→ What you will do: Copy the rows below word for word, leaving out the picture.

#### Record extracts

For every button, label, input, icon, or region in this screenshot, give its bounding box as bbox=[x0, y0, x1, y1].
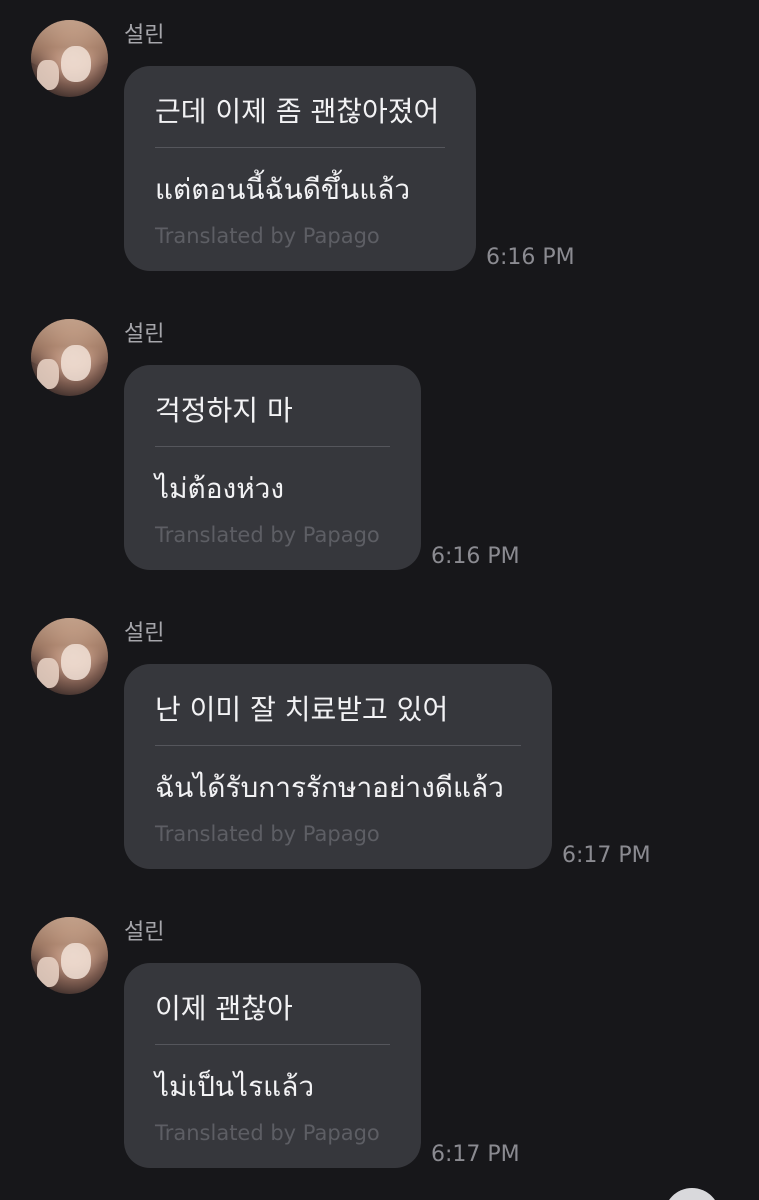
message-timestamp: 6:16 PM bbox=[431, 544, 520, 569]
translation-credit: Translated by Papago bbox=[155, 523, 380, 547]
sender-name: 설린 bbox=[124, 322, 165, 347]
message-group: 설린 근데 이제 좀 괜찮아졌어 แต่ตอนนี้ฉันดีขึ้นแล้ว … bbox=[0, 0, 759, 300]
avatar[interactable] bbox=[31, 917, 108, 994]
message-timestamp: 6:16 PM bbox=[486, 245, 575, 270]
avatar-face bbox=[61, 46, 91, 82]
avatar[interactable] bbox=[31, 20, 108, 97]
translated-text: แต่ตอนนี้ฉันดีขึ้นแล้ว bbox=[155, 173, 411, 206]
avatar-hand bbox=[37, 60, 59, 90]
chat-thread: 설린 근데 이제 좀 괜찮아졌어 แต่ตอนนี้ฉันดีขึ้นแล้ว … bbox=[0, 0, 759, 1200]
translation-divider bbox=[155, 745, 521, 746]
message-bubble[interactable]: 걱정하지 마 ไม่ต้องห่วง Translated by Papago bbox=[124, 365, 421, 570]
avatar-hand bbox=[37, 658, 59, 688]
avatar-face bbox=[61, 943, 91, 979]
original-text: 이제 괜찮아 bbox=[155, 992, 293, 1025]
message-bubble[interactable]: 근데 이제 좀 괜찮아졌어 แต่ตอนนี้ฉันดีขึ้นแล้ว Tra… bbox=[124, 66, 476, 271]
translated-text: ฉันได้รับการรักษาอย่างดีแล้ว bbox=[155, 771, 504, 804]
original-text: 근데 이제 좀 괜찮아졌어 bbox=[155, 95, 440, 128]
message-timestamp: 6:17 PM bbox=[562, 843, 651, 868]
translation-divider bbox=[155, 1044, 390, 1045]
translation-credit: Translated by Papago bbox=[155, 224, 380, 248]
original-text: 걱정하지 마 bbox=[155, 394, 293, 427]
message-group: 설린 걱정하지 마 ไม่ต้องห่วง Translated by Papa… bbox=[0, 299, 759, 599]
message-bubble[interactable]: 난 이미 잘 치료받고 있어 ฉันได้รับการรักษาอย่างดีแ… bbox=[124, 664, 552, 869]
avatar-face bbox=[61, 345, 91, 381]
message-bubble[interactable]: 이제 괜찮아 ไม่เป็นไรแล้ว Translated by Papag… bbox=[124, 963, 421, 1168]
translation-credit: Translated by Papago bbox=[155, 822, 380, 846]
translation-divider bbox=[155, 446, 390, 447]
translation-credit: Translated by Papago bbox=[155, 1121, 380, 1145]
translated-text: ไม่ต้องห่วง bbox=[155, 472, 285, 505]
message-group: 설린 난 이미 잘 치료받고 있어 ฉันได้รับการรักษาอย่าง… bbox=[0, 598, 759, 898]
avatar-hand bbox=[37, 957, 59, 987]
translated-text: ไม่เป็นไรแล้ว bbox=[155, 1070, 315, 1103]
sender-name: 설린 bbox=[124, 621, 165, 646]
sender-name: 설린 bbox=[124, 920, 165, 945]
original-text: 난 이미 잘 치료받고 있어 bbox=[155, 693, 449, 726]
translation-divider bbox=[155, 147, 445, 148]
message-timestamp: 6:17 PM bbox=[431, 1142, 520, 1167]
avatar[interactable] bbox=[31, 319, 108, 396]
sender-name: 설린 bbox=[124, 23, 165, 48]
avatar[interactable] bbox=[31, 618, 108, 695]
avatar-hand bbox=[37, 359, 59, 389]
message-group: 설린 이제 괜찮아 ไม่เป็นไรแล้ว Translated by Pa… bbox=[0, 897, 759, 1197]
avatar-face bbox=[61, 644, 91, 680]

########

→ Answer to this problem:
For every button, label, input, icon, or region in this screenshot, give its bounding box as bbox=[x0, y0, x1, y1].
message-timestamp: 6:16 PM bbox=[431, 544, 520, 569]
translation-credit: Translated by Papago bbox=[155, 523, 380, 547]
sender-name: 설린 bbox=[124, 322, 165, 347]
message-group: 설린 근데 이제 좀 괜찮아졌어 แต่ตอนนี้ฉันดีขึ้นแล้ว … bbox=[0, 0, 759, 300]
avatar[interactable] bbox=[31, 917, 108, 994]
message-timestamp: 6:16 PM bbox=[486, 245, 575, 270]
avatar-face bbox=[61, 46, 91, 82]
avatar[interactable] bbox=[31, 20, 108, 97]
translated-text: แต่ตอนนี้ฉันดีขึ้นแล้ว bbox=[155, 173, 411, 206]
avatar-hand bbox=[37, 60, 59, 90]
chat-thread: 설린 근데 이제 좀 괜찮아졌어 แต่ตอนนี้ฉันดีขึ้นแล้ว … bbox=[0, 0, 759, 1200]
translation-divider bbox=[155, 745, 521, 746]
message-bubble[interactable]: 걱정하지 마 ไม่ต้องห่วง Translated by Papago bbox=[124, 365, 421, 570]
avatar-hand bbox=[37, 658, 59, 688]
avatar-face bbox=[61, 943, 91, 979]
original-text: 이제 괜찮아 bbox=[155, 992, 293, 1025]
message-bubble[interactable]: 근데 이제 좀 괜찮아졌어 แต่ตอนนี้ฉันดีขึ้นแล้ว Tra… bbox=[124, 66, 476, 271]
translated-text: ฉันได้รับการรักษาอย่างดีแล้ว bbox=[155, 771, 504, 804]
original-text: 근데 이제 좀 괜찮아졌어 bbox=[155, 95, 440, 128]
message-timestamp: 6:17 PM bbox=[562, 843, 651, 868]
translation-divider bbox=[155, 1044, 390, 1045]
translation-credit: Translated by Papago bbox=[155, 224, 380, 248]
original-text: 걱정하지 마 bbox=[155, 394, 293, 427]
message-group: 설린 걱정하지 마 ไม่ต้องห่วง Translated by Papa… bbox=[0, 299, 759, 599]
message-bubble[interactable]: 난 이미 잘 치료받고 있어 ฉันได้รับการรักษาอย่างดีแ… bbox=[124, 664, 552, 869]
avatar-face bbox=[61, 345, 91, 381]
message-bubble[interactable]: 이제 괜찮아 ไม่เป็นไรแล้ว Translated by Papag… bbox=[124, 963, 421, 1168]
translation-credit: Translated by Papago bbox=[155, 822, 380, 846]
translation-divider bbox=[155, 446, 390, 447]
translation-credit: Translated by Papago bbox=[155, 1121, 380, 1145]
translated-text: ไม่ต้องห่วง bbox=[155, 472, 285, 505]
message-group: 설린 난 이미 잘 치료받고 있어 ฉันได้รับการรักษาอย่าง… bbox=[0, 598, 759, 898]
avatar-hand bbox=[37, 957, 59, 987]
translated-text: ไม่เป็นไรแล้ว bbox=[155, 1070, 315, 1103]
sender-name: 설린 bbox=[124, 621, 165, 646]
sender-name: 설린 bbox=[124, 920, 165, 945]
original-text: 난 이미 잘 치료받고 있어 bbox=[155, 693, 449, 726]
translation-divider bbox=[155, 147, 445, 148]
message-timestamp: 6:17 PM bbox=[431, 1142, 520, 1167]
avatar[interactable] bbox=[31, 319, 108, 396]
sender-name: 설린 bbox=[124, 23, 165, 48]
avatar[interactable] bbox=[31, 618, 108, 695]
avatar-hand bbox=[37, 359, 59, 389]
message-group: 설린 이제 괜찮아 ไม่เป็นไรแล้ว Translated by Pa… bbox=[0, 897, 759, 1197]
avatar-face bbox=[61, 644, 91, 680]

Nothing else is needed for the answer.